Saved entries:
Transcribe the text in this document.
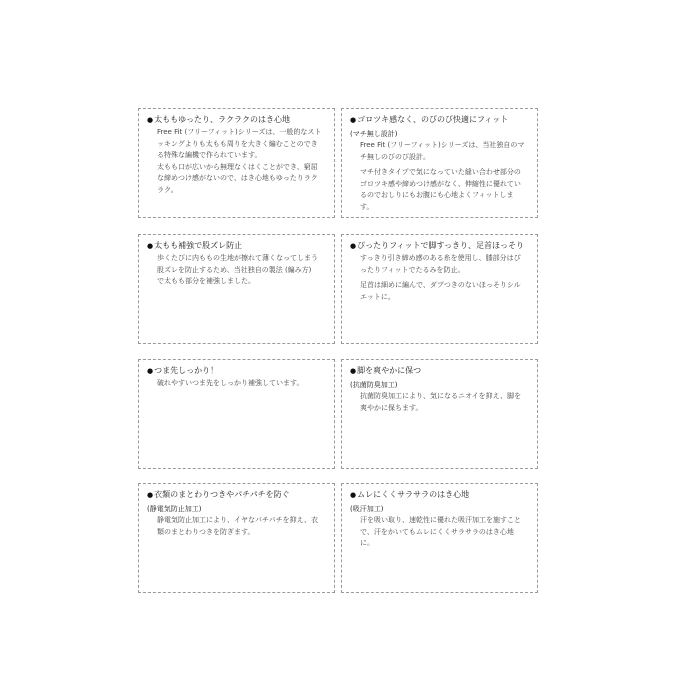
●太ももゆったり、ラクラクのはき心地
Free Fit (フリーフィット)シリーズは、一般的なスト
ッキングよりも太もも周りを大きく編むことのでき
る特殊な編機で作られています。
太もも口が広いから無理なくはくことができ、窮屈
な締めつけ感がないので、はき心地もゆったりラク
ラク。
●ゴロツキ感なく、のびのび快適にフィット
(マチ無し設計)
Free Fit (フリーフィット)シリーズは、当社独自のマ
チ無しのびのび設計。
マチ付きタイプで気になっていた縫い合わせ部分の
ゴロツキ感や締めつけ感がなく、伸縮性に優れてい
るのでおしりにもお腹にも心地よくフィットしま
す。
●太もも補強で股ズレ防止
歩くたびに内ももの生地が擦れて薄くなってしまう
股ズレを防止するため、当社独自の製法 (編み方)
で太もも部分を補強しました。
●ぴったりフィットで脚すっきり、足首ほっそり
すっきり引き締め感のある糸を使用し、膝部分はぴ
ったりフィットでたるみを防止。
足首は細めに編んで、ダブつきのないほっそりシル
エットに。
●つま先しっかり！
破れやすいつま先をしっかり補強しています。
●脚を爽やかに保つ
(抗菌防臭加工)
抗菌防臭加工により、気になるニオイを抑え、脚を
爽やかに保ちます。
●衣類のまとわりつきやパチパチを防ぐ
(静電気防止加工)
静電気防止加工により、イヤなパチパチを抑え、衣
類のまとわりつきを防ぎます。
●ムレにくくサラサラのはき心地
(吸汗加工)
汗を吸い取り、速乾性に優れた吸汗加工を施すこと
で、汗をかいてもムレにくくサラサラのはき心地
に。
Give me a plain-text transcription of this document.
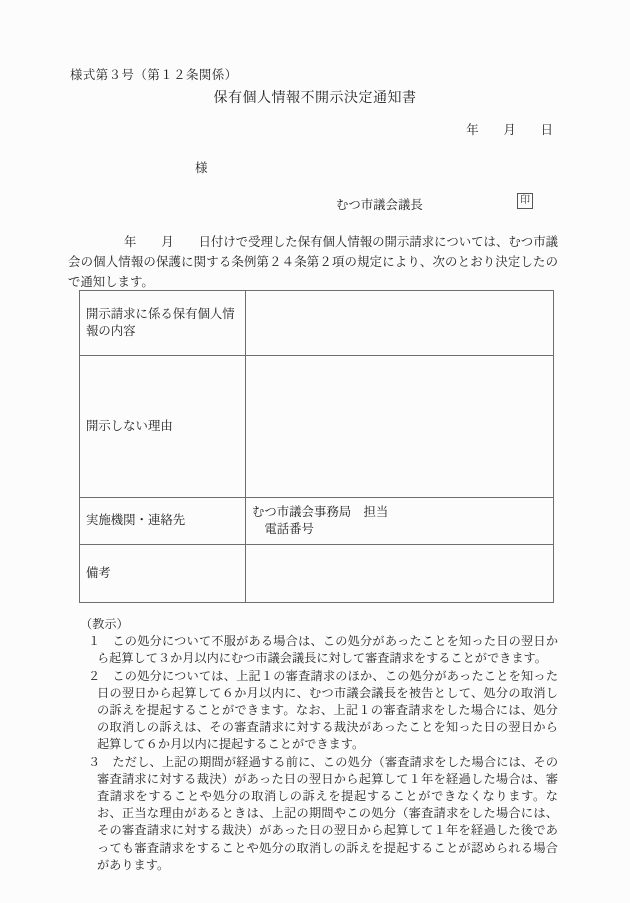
様式第３号（第１２条関係）
保有個人情報不開示決定通知書
年　　月　　日
様
むつ市議会議長	印

年　　月　　日付けで受理した保有個人情報の開示請求については、むつ市議会の個人情報の保護に関する条例第２４条第２項の規定により、次のとおり決定したので通知します。

開示請求に係る保有個人情報の内容	
開示しない理由	
実施機関・連絡先	むつ市議会事務局　担当
　電話番号

備考	
（教示）
１ この処分について不服がある場合は、この処分があったことを知った日の翌日から起算して３か月以内にむつ市議会議長に対して審査請求をすることができます。
２ この処分については、上記１の審査請求のほか、この処分があったことを知った日の翌日から起算して６か月以内に、むつ市議会議長を被告として、処分の取消しの訴えを提起することができます。なお、上記１の審査請求をした場合には、処分の取消しの訴えは、その審査請求に対する裁決があったことを知った日の翌日から起算して６か月以内に提起することができます。
３ ただし、上記の期間が経過する前に、この処分（審査請求をした場合には、その審査請求に対する裁決）があった日の翌日から起算して１年を経過した場合は、審査請求をすることや処分の取消しの訴えを提起することができなくなります。なお、正当な理由があるときは、上記の期間やこの処分（審査請求をした場合には、その審査請求に対する裁決）があった日の翌日から起算して１年を経過した後であっても審査請求をすることや処分の取消しの訴えを提起することが認められる場合があります。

▶ OBJECTIVE
Write out every line above exactly as it is, leaving out the pictures.

▶ RESULT FOR THIS EXERCISE
Transcribe the text in this document.
●太ももゆったり、ラクラクのはき心地
Free Fit (フリーフィット)シリーズは、一般的なスト
ッキングよりも太もも周りを大きく編むことのでき
る特殊な編機で作られています。
太もも口が広いから無理なくはくことができ、窮屈
な締めつけ感がないので、はき心地もゆったりラク
ラク。
●ゴロツキ感なく、のびのび快適にフィット
(マチ無し設計)
Free Fit (フリーフィット)シリーズは、当社独自のマ
チ無しのびのび設計。
マチ付きタイプで気になっていた縫い合わせ部分の
ゴロツキ感や締めつけ感がなく、伸縮性に優れてい
るのでおしりにもお腹にも心地よくフィットしま
す。
●太もも補強で股ズレ防止
歩くたびに内ももの生地が擦れて薄くなってしまう
股ズレを防止するため、当社独自の製法 (編み方)
で太もも部分を補強しました。
●ぴったりフィットで脚すっきり、足首ほっそり
すっきり引き締め感のある糸を使用し、膝部分はぴ
ったりフィットでたるみを防止。
足首は細めに編んで、ダブつきのないほっそりシル
エットに。
●つま先しっかり！
破れやすいつま先をしっかり補強しています。
●脚を爽やかに保つ
(抗菌防臭加工)
抗菌防臭加工により、気になるニオイを抑え、脚を
爽やかに保ちます。
●衣類のまとわりつきやパチパチを防ぐ
(静電気防止加工)
静電気防止加工により、イヤなパチパチを抑え、衣
類のまとわりつきを防ぎます。
●ムレにくくサラサラのはき心地
(吸汗加工)
汗を吸い取り、速乾性に優れた吸汗加工を施すこと
で、汗をかいてもムレにくくサラサラのはき心地
に。
Give me a plain-text transcription of this document.
様式第３号（第１２条関係）
保有個人情報不開示決定通知書
年　　月　　日
様
むつ市議会議長	印

年　　月　　日付けで受理した保有個人情報の開示請求については、むつ市議会の個人情報の保護に関する条例第２４条第２項の規定により、次のとおり決定したので通知します。

開示請求に係る保有個人情報の内容	
開示しない理由	
実施機関・連絡先	むつ市議会事務局　担当
　電話番号

備考	
（教示）
１ この処分について不服がある場合は、この処分があったことを知った日の翌日から起算して３か月以内にむつ市議会議長に対して審査請求をすることができます。
２ この処分については、上記１の審査請求のほか、この処分があったことを知った日の翌日から起算して６か月以内に、むつ市議会議長を被告として、処分の取消しの訴えを提起することができます。なお、上記１の審査請求をした場合には、処分の取消しの訴えは、その審査請求に対する裁決があったことを知った日の翌日から起算して６か月以内に提起することができます。
３ ただし、上記の期間が経過する前に、この処分（審査請求をした場合には、その審査請求に対する裁決）があった日の翌日から起算して１年を経過した場合は、審査請求をすることや処分の取消しの訴えを提起することができなくなります。なお、正当な理由があるときは、上記の期間やこの処分（審査請求をした場合には、その審査請求に対する裁決）があった日の翌日から起算して１年を経過した後であっても審査請求をすることや処分の取消しの訴えを提起することが認められる場合があります。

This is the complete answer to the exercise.